(Extracts from a graphics dataset)
== == ==

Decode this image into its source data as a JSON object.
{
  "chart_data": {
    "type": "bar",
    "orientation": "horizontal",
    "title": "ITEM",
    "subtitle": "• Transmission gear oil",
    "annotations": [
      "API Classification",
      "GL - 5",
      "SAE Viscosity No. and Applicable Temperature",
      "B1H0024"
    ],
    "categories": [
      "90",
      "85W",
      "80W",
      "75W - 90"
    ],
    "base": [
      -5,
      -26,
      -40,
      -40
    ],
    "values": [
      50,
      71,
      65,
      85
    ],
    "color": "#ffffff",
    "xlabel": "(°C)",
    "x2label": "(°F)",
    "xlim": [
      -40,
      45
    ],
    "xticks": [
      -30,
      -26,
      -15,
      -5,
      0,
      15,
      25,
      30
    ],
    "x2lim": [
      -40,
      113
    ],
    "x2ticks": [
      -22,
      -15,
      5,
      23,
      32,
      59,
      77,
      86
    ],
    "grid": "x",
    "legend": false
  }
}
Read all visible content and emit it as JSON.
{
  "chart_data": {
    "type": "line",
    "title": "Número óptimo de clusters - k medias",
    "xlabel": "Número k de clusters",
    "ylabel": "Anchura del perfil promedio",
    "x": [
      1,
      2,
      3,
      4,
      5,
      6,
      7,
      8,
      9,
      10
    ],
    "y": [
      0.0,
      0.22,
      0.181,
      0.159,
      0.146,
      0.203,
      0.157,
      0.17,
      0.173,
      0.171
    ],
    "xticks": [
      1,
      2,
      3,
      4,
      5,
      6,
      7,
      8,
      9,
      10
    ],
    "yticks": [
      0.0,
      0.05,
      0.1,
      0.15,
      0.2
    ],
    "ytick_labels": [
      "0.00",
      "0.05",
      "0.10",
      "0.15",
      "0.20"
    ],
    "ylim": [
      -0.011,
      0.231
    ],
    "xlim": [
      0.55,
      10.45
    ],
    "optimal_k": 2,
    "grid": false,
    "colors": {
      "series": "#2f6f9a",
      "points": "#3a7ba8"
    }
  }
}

== == ==

Task prompt - The records above should be restated word for word, please.

Answer to this exercise -
Decode this image into its source data as a JSON object.
{
  "chart_data": {
    "type": "bar",
    "orientation": "horizontal",
    "title": "ITEM",
    "subtitle": "• Transmission gear oil",
    "annotations": [
      "API Classification",
      "GL - 5",
      "SAE Viscosity No. and Applicable Temperature",
      "B1H0024"
    ],
    "categories": [
      "90",
      "85W",
      "80W",
      "75W - 90"
    ],
    "base": [
      -5,
      -26,
      -40,
      -40
    ],
    "values": [
      50,
      71,
      65,
      85
    ],
    "color": "#ffffff",
    "xlabel": "(°C)",
    "x2label": "(°F)",
    "xlim": [
      -40,
      45
    ],
    "xticks": [
      -30,
      -26,
      -15,
      -5,
      0,
      15,
      25,
      30
    ],
    "x2lim": [
      -40,
      113
    ],
    "x2ticks": [
      -22,
      -15,
      5,
      23,
      32,
      59,
      77,
      86
    ],
    "grid": "x",
    "legend": false
  }
}
Read all visible content and emit it as JSON.
{
  "chart_data": {
    "type": "line",
    "title": "Número óptimo de clusters - k medias",
    "xlabel": "Número k de clusters",
    "ylabel": "Anchura del perfil promedio",
    "x": [
      1,
      2,
      3,
      4,
      5,
      6,
      7,
      8,
      9,
      10
    ],
    "y": [
      0.0,
      0.22,
      0.181,
      0.159,
      0.146,
      0.203,
      0.157,
      0.17,
      0.173,
      0.171
    ],
    "xticks": [
      1,
      2,
      3,
      4,
      5,
      6,
      7,
      8,
      9,
      10
    ],
    "yticks": [
      0.0,
      0.05,
      0.1,
      0.15,
      0.2
    ],
    "ytick_labels": [
      "0.00",
      "0.05",
      "0.10",
      "0.15",
      "0.20"
    ],
    "ylim": [
      -0.011,
      0.231
    ],
    "xlim": [
      0.55,
      10.45
    ],
    "optimal_k": 2,
    "grid": false,
    "colors": {
      "series": "#2f6f9a",
      "points": "#3a7ba8"
    }
  }
}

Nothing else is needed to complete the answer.